◆ YOUR OBJECTIVE
Write the data out again exactly, with no pictures.

◆ SUPPLIED RECORDS
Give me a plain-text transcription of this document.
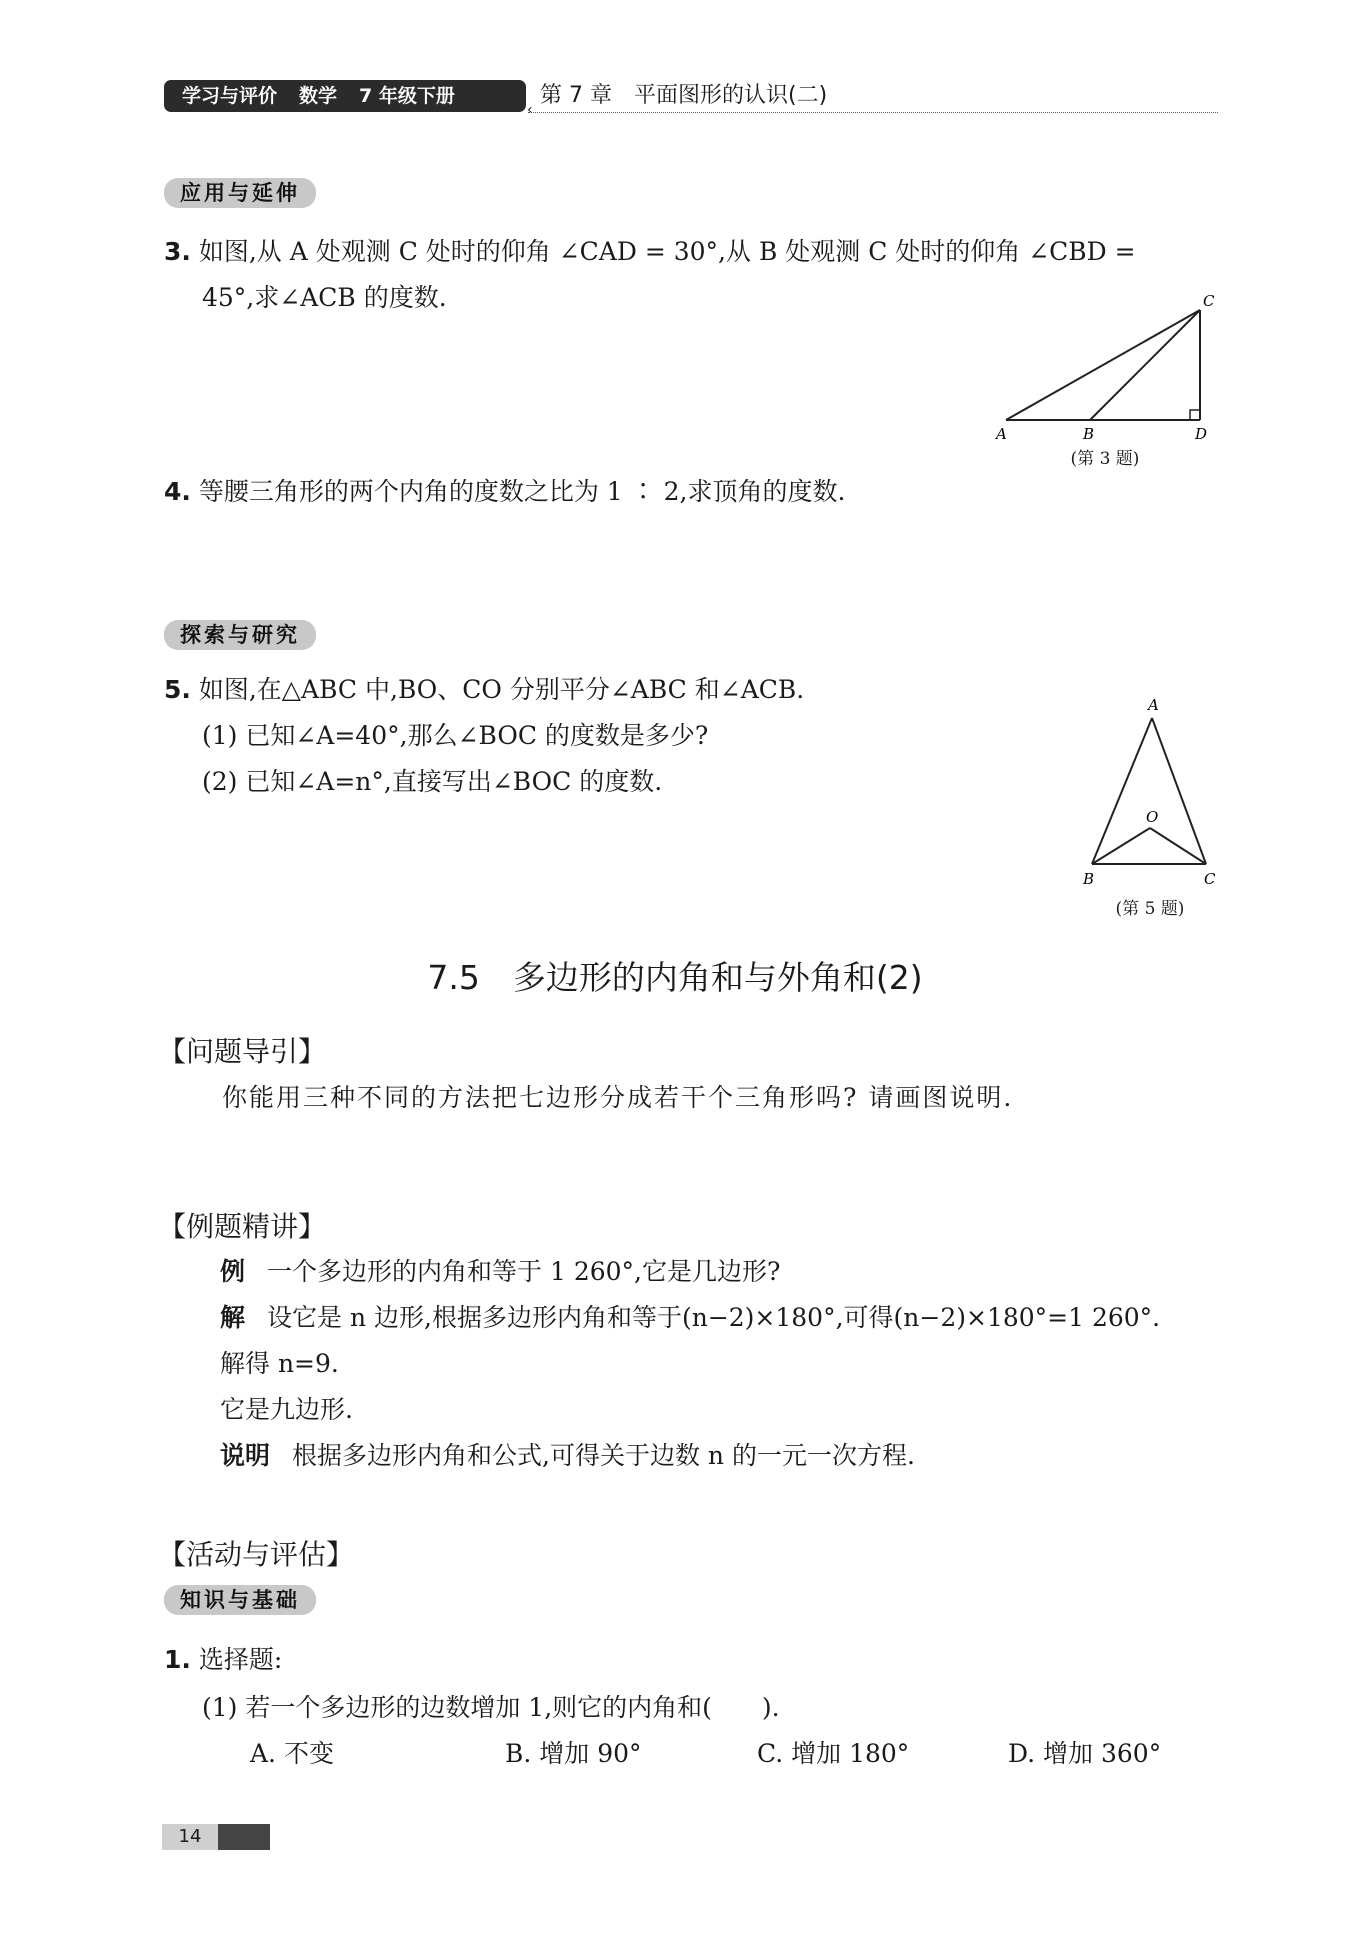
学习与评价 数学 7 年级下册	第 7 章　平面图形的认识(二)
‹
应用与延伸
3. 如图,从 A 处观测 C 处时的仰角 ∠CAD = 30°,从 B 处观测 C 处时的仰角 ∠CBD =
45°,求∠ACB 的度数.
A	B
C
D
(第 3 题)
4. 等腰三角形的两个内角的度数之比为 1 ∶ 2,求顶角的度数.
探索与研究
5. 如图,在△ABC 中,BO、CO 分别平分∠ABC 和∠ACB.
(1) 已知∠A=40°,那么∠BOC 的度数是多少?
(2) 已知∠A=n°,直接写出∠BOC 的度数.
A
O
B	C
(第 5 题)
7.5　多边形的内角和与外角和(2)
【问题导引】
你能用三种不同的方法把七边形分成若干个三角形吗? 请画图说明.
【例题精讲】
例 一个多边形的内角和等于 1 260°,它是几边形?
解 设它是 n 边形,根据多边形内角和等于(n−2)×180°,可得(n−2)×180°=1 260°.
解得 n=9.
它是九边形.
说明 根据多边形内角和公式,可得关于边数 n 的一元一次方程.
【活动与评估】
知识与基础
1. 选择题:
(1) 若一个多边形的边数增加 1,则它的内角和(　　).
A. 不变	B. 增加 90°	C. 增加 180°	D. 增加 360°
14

◆ COMPLETE OUTPUT
Give me a plain-text transcription of this document.
学习与评价 数学 7 年级下册	第 7 章　平面图形的认识(二)
‹
应用与延伸
3. 如图,从 A 处观测 C 处时的仰角 ∠CAD = 30°,从 B 处观测 C 处时的仰角 ∠CBD =
45°,求∠ACB 的度数.
A	B
C
D
(第 3 题)
4. 等腰三角形的两个内角的度数之比为 1 ∶ 2,求顶角的度数.
探索与研究
5. 如图,在△ABC 中,BO、CO 分别平分∠ABC 和∠ACB.
(1) 已知∠A=40°,那么∠BOC 的度数是多少?
(2) 已知∠A=n°,直接写出∠BOC 的度数.
A
O
B	C
(第 5 题)
7.5　多边形的内角和与外角和(2)
【问题导引】
你能用三种不同的方法把七边形分成若干个三角形吗? 请画图说明.
【例题精讲】
例 一个多边形的内角和等于 1 260°,它是几边形?
解 设它是 n 边形,根据多边形内角和等于(n−2)×180°,可得(n−2)×180°=1 260°.
解得 n=9.
它是九边形.
说明 根据多边形内角和公式,可得关于边数 n 的一元一次方程.
【活动与评估】
知识与基础
1. 选择题:
(1) 若一个多边形的边数增加 1,则它的内角和(　　).
A. 不变	B. 增加 90°	C. 增加 180°	D. 增加 360°
14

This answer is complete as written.